**SET PROBLEM:** Locate the lines that hold the string "description". Copy every such line.

--- BEGIN WORKING DATA ---

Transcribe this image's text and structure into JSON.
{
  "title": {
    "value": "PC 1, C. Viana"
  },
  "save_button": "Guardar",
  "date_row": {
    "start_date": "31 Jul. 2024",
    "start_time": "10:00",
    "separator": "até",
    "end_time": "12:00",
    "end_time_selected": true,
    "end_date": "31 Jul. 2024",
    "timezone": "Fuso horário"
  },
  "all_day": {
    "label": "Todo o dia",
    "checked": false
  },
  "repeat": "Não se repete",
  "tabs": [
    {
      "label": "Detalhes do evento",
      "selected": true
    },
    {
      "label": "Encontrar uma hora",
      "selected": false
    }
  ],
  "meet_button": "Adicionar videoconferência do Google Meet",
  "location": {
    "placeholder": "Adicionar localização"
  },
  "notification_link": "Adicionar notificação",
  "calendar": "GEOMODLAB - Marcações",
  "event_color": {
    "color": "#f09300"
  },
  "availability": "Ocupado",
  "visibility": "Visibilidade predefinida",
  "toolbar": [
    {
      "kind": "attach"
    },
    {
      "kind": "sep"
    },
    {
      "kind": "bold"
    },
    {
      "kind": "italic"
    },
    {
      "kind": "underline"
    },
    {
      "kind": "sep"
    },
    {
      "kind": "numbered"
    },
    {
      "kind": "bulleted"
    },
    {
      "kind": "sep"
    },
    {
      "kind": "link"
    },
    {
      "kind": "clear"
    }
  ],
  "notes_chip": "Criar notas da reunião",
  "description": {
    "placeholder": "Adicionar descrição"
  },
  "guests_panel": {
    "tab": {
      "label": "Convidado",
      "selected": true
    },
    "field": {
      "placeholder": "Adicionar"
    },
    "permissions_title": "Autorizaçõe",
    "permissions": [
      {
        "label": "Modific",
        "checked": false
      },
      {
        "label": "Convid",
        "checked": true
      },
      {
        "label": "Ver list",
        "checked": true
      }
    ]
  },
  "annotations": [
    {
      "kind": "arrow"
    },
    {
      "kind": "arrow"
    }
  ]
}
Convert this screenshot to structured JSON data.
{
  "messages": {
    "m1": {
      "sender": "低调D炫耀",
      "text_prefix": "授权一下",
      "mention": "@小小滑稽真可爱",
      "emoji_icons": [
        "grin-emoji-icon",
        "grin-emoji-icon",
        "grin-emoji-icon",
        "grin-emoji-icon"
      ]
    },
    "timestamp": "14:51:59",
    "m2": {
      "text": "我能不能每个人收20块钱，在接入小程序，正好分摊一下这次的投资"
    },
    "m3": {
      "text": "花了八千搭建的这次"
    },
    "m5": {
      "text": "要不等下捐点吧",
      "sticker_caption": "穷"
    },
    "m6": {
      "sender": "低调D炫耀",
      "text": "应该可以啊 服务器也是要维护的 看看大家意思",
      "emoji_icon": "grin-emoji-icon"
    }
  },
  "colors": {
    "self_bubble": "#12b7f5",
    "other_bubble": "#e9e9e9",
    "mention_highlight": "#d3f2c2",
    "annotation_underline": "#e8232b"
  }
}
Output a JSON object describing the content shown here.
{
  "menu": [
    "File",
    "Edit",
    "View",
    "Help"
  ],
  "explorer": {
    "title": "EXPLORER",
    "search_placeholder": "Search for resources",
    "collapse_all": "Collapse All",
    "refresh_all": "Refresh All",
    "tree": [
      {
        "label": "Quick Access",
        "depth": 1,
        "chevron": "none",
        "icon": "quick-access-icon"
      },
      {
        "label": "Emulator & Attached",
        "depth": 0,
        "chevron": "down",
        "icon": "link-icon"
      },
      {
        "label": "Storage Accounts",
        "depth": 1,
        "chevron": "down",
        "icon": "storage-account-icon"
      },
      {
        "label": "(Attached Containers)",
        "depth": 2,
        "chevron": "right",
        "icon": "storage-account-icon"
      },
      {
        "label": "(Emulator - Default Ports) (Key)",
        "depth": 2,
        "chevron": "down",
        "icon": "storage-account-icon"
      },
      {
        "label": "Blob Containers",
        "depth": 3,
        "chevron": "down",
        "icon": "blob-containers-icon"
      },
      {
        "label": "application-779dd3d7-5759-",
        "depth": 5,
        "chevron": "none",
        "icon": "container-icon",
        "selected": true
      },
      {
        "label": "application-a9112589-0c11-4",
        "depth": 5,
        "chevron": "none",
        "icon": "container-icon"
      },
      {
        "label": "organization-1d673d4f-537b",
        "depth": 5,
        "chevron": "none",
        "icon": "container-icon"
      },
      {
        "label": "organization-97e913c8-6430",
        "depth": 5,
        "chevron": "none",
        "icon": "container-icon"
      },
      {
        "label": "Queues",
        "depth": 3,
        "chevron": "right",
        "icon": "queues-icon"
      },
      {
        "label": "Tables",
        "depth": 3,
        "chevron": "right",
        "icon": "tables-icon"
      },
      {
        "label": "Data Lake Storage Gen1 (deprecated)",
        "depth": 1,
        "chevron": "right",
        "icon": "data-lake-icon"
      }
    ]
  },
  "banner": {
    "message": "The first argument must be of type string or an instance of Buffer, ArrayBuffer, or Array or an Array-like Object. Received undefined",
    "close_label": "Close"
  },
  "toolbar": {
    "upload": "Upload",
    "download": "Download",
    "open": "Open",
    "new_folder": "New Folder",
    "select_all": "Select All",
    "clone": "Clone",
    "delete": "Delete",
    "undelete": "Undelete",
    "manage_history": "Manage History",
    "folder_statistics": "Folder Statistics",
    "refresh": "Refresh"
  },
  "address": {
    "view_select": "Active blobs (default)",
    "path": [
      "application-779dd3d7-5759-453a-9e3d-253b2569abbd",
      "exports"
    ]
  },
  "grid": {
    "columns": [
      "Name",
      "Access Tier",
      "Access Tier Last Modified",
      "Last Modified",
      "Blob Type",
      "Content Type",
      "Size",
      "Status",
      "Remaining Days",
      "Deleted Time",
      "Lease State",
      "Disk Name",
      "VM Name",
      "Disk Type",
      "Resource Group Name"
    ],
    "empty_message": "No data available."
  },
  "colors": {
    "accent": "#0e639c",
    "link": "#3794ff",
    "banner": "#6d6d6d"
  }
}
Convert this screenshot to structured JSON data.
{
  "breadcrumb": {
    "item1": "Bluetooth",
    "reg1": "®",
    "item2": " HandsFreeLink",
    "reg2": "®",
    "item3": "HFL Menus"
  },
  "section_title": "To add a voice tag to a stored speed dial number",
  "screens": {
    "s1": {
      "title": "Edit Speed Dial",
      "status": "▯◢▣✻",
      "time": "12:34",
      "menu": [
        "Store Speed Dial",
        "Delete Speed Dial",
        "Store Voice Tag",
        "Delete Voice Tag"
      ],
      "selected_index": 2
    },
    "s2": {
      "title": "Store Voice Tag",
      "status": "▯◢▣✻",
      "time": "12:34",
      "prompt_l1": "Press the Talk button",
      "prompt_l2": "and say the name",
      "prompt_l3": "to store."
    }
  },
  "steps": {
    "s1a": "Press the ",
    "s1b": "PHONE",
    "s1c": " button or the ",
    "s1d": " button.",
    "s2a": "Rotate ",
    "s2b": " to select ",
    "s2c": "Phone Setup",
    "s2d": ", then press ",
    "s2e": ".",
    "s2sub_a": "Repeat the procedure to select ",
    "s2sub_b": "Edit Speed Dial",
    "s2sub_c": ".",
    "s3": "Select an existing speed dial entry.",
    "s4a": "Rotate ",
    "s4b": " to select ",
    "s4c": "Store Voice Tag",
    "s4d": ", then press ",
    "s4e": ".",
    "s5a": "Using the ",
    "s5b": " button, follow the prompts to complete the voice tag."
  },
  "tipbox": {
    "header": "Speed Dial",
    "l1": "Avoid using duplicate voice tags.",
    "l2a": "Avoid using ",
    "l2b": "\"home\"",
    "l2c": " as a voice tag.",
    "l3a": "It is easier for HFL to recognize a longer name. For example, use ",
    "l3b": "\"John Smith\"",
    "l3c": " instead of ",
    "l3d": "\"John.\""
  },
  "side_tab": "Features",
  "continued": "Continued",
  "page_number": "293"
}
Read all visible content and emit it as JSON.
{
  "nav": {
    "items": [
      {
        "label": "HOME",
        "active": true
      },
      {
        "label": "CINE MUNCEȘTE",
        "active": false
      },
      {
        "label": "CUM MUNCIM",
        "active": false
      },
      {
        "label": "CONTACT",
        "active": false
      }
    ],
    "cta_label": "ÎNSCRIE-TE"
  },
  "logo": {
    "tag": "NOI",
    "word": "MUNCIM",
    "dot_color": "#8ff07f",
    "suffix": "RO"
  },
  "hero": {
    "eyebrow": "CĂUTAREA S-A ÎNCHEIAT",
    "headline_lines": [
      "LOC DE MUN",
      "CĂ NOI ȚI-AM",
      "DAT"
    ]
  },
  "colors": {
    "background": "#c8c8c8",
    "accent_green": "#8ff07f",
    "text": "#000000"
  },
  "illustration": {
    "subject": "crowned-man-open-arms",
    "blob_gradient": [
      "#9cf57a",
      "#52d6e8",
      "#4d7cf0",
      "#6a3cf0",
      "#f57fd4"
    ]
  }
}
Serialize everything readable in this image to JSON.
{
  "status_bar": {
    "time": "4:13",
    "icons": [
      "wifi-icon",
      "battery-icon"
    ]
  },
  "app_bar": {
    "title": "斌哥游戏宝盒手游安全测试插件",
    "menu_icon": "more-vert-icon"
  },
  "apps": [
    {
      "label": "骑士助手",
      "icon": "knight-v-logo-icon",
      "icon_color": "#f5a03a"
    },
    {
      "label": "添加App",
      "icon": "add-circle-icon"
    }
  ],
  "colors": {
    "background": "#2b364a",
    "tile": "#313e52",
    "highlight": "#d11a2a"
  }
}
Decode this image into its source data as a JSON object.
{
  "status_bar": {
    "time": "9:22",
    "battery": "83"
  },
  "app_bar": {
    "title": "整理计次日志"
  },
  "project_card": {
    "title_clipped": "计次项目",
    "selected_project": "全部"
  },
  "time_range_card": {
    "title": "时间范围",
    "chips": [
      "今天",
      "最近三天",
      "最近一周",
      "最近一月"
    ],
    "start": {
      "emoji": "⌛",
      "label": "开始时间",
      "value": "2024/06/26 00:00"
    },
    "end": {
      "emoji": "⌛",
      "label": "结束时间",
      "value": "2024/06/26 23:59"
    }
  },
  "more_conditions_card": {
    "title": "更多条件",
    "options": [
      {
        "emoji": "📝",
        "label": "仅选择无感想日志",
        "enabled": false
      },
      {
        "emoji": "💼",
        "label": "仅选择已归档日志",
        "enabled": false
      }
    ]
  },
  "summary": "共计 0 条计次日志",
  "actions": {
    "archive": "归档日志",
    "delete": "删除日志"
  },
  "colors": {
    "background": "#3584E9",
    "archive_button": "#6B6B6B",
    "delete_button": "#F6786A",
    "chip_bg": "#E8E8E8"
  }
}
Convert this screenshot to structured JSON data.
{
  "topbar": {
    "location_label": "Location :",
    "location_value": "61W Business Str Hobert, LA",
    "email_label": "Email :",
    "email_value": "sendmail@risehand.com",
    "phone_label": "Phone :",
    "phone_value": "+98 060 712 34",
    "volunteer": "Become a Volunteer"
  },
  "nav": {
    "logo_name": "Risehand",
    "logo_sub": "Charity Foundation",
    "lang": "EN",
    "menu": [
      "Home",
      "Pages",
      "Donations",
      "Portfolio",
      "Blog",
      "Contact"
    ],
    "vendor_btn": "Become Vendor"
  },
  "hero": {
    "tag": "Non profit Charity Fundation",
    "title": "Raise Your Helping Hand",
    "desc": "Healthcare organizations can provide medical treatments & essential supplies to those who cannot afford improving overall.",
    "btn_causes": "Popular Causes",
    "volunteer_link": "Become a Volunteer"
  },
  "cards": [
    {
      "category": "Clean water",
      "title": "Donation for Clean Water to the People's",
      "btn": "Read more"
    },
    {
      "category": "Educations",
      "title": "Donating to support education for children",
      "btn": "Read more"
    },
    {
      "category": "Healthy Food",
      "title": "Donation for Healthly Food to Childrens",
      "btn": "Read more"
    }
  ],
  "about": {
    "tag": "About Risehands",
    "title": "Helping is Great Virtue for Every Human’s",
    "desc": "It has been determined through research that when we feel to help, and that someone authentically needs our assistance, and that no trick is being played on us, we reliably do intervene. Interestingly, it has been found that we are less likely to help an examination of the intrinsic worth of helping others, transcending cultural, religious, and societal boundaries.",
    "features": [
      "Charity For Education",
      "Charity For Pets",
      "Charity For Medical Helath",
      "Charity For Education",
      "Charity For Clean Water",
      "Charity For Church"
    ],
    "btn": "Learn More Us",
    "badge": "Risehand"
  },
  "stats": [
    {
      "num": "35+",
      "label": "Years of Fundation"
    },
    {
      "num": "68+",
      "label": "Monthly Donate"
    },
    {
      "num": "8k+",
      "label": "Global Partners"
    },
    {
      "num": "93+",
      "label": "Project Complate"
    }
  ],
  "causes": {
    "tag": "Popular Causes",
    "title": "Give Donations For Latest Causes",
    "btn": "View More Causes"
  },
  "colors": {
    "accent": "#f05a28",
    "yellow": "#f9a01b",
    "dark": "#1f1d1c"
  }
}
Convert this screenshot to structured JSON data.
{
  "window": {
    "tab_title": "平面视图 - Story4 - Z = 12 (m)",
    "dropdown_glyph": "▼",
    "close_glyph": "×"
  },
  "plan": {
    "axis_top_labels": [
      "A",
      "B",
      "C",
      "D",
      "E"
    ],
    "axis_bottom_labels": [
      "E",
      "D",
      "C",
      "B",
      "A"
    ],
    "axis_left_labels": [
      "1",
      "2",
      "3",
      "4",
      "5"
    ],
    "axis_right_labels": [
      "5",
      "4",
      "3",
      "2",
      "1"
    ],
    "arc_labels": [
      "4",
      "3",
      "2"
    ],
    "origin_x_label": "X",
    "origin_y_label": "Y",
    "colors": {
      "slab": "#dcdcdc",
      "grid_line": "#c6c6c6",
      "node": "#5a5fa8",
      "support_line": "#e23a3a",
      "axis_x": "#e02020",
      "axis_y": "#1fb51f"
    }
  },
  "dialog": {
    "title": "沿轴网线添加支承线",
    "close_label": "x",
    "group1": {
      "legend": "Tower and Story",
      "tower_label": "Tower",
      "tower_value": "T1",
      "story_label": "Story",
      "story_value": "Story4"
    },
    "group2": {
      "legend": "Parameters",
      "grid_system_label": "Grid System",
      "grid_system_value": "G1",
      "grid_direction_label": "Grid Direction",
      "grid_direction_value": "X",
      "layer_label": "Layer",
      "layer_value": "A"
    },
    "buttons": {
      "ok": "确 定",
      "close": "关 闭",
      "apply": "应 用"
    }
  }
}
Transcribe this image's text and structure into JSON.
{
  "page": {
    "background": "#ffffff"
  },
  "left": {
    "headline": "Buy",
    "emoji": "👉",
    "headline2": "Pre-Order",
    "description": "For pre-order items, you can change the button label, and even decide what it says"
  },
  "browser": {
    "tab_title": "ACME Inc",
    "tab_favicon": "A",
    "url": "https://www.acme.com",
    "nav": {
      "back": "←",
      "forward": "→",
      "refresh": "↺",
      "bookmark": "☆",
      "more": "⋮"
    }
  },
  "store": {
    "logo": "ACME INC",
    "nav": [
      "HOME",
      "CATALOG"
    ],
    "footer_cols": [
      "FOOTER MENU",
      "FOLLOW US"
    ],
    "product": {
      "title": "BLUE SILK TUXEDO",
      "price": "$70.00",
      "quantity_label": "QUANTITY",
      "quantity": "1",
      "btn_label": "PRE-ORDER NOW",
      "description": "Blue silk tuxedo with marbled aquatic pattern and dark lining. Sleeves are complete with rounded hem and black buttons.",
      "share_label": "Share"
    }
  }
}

--- END WORKING DATA ---

**OUTPUT FOR THIS TASK:**
  "description": {
    "description": "For pre-order items, you can change the button label, and even decide what it says"
      "description": "Blue silk tuxedo with marbled aquatic pattern and dark lining. Sleeves are complete with rounded hem and black buttons.",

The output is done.